Excerpt:
So the Sony chief was fine with suppressing the inconvenient truth as long as “no one knows” and that it never came to light. Spoken like a politician at heart.
To his minor credit, Gates replied that concealing the material would be a violation of PBS rules, “even for Batman,” and would “compromise our integrity.” As for Lynton’s question about who knew, Gates said, “All my producers would know; his PR agency the same as mine, and everyone there has been involved trying to resolve this; my agent at CAA knows. And PBS would know.”
Gates ultimately figured out how to handle the dilemma: cave in to Affleck but minimize the damage publicly by claiming that Affleck’s slave-owning ancestor wasn’t a big enough deal to be included in the program itself. And indeed, it wasn’t included: Affleck’s episode of the show aired last October 14 and focused on the actor’s more admirable ancestors, including a Revolutionary War combatant and Affleck’s own mother, a civil rights marcher. The slave-owner didn’t get even a walk-on.
Gates released a statement that explained: “Ultimately, I maintain editorial control on all of my projects and, with my producers, decide what will make for the most compelling program. In the case of Mr. Affleck — we focused on what we felt were the most interesting aspects of his ancestry.”
PBS backed up Gates. According to their statement, “[Gates] has told us that after reviewing approximately ten hours of footage for the episode, he and his producers made an independent editorial judgment to choose the most compelling narrative.”
After the news of Affleck’s request began to gather momentum in the media, Affleck himself released a statement in which he said he felt “embarrassed” by the revelation, that “it left a bad taste” in his mouth, and that he “didn’t want any show about my family to include a guy who owned slaves.”

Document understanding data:

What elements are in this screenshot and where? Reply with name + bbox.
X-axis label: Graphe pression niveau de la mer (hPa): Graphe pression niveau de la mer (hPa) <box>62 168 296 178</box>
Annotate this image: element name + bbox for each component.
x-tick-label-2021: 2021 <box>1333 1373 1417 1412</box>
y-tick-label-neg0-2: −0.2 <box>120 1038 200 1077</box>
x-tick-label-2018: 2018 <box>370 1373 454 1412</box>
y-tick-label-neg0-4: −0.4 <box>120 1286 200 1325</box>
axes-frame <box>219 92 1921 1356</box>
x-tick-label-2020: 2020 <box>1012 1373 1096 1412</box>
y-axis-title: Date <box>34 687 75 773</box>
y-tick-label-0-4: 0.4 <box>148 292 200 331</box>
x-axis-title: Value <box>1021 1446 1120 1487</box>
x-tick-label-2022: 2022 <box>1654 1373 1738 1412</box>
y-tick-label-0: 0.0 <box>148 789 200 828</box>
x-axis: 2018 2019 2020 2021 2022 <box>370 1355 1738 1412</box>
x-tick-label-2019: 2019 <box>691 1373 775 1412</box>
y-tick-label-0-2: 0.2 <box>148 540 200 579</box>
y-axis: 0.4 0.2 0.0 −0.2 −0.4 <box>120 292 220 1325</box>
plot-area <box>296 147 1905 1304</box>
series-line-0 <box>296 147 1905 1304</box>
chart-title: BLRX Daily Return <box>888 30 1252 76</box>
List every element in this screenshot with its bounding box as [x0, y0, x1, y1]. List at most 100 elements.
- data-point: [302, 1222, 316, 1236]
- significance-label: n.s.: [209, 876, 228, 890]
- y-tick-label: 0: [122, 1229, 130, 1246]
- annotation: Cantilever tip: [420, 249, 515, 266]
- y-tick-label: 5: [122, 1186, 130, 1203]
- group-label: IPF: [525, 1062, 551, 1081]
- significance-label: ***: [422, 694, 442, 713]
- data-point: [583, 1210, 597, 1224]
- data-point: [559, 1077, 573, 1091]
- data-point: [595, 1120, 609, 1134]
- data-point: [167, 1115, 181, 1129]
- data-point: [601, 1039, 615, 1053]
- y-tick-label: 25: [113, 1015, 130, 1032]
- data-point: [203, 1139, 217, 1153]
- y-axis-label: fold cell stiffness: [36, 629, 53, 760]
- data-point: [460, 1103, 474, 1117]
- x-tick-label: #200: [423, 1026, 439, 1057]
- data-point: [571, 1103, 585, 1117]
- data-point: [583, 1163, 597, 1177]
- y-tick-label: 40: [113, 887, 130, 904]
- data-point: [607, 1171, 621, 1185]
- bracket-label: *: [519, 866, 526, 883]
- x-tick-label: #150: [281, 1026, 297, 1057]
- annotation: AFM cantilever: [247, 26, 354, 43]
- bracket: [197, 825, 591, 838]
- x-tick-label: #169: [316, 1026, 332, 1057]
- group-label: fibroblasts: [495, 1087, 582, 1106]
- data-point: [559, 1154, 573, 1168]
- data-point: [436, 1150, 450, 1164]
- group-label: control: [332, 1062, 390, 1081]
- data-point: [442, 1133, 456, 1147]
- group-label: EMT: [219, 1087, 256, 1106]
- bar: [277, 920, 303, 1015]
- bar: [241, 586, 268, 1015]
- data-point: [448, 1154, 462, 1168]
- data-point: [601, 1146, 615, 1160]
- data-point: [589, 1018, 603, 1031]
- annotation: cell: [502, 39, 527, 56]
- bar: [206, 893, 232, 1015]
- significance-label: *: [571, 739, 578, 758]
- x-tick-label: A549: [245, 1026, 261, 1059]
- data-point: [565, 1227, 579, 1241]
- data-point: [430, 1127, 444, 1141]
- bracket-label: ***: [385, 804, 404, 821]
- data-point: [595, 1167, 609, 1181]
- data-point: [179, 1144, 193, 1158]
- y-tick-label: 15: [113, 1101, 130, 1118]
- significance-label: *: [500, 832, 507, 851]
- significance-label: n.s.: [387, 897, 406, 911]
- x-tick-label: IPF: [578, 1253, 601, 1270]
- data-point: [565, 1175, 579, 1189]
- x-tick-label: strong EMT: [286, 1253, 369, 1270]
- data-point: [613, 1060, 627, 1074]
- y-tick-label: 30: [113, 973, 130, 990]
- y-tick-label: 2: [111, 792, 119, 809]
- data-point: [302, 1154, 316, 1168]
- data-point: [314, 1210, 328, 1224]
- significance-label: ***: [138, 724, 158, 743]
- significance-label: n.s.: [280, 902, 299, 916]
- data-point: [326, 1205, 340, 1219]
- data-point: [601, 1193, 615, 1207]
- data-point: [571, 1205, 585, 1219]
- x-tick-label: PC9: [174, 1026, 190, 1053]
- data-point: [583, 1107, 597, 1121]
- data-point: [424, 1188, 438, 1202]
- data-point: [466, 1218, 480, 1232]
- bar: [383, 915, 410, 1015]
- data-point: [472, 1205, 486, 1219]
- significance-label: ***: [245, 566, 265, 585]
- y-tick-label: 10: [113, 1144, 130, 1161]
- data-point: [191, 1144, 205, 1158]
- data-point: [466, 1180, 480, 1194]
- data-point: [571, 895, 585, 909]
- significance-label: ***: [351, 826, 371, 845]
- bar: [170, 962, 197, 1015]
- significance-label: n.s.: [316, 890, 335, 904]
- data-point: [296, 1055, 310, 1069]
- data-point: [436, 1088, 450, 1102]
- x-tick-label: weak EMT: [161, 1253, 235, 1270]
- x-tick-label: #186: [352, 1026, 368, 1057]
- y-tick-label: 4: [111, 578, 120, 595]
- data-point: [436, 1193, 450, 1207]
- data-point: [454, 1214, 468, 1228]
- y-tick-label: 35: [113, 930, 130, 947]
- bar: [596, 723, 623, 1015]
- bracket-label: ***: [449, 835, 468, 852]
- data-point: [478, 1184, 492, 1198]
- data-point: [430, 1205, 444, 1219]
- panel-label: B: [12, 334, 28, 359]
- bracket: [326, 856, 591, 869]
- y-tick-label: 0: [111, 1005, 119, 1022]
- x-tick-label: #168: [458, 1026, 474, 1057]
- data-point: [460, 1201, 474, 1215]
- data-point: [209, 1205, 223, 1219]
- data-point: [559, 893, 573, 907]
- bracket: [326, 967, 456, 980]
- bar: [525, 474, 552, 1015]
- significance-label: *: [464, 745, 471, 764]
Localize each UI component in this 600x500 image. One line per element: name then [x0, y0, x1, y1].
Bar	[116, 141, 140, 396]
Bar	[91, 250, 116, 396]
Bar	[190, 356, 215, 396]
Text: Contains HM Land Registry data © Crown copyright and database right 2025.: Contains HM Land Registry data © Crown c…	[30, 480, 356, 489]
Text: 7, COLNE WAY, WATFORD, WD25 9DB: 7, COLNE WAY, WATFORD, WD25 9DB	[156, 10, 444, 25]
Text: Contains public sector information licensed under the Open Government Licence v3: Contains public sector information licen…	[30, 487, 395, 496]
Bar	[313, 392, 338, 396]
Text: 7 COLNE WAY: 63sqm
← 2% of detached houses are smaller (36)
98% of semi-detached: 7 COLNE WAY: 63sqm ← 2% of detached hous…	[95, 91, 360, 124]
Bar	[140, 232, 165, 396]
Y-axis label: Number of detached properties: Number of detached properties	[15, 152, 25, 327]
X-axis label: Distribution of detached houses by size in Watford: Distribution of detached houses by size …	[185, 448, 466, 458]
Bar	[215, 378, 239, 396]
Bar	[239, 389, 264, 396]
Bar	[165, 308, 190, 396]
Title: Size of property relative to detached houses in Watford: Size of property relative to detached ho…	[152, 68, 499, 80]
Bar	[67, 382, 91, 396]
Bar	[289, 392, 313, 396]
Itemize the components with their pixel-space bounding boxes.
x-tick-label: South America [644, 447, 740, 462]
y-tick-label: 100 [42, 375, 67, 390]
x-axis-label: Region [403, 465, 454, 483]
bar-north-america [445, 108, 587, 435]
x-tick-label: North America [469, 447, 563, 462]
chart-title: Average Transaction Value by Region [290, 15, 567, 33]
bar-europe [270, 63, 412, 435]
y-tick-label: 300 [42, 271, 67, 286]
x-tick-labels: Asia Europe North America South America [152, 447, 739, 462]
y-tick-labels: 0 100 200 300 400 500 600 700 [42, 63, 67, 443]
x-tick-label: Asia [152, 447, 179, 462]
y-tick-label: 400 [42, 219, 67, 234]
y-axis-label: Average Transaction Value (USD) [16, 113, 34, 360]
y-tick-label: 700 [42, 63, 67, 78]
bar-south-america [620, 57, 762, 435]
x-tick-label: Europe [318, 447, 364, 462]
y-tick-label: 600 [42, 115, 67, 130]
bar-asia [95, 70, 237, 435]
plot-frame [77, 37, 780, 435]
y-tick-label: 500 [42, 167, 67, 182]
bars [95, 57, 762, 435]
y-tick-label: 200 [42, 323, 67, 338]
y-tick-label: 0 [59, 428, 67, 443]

Work instructions:
1. Reproduce the portion of the excerpt about Affleck's ancestry episode from "So the Sony" to "politician at heart.".
2. In the excerpt about Affleck's ancestry episode, how is Affleck's mother described?

Task-by-task answers:
1.
So the Sony chief was fine with suppressing the inconvenient truth as long as “no one knows” and that it never came to light. Spoken like a politician at heart.

2. She is described as a civil rights marcher.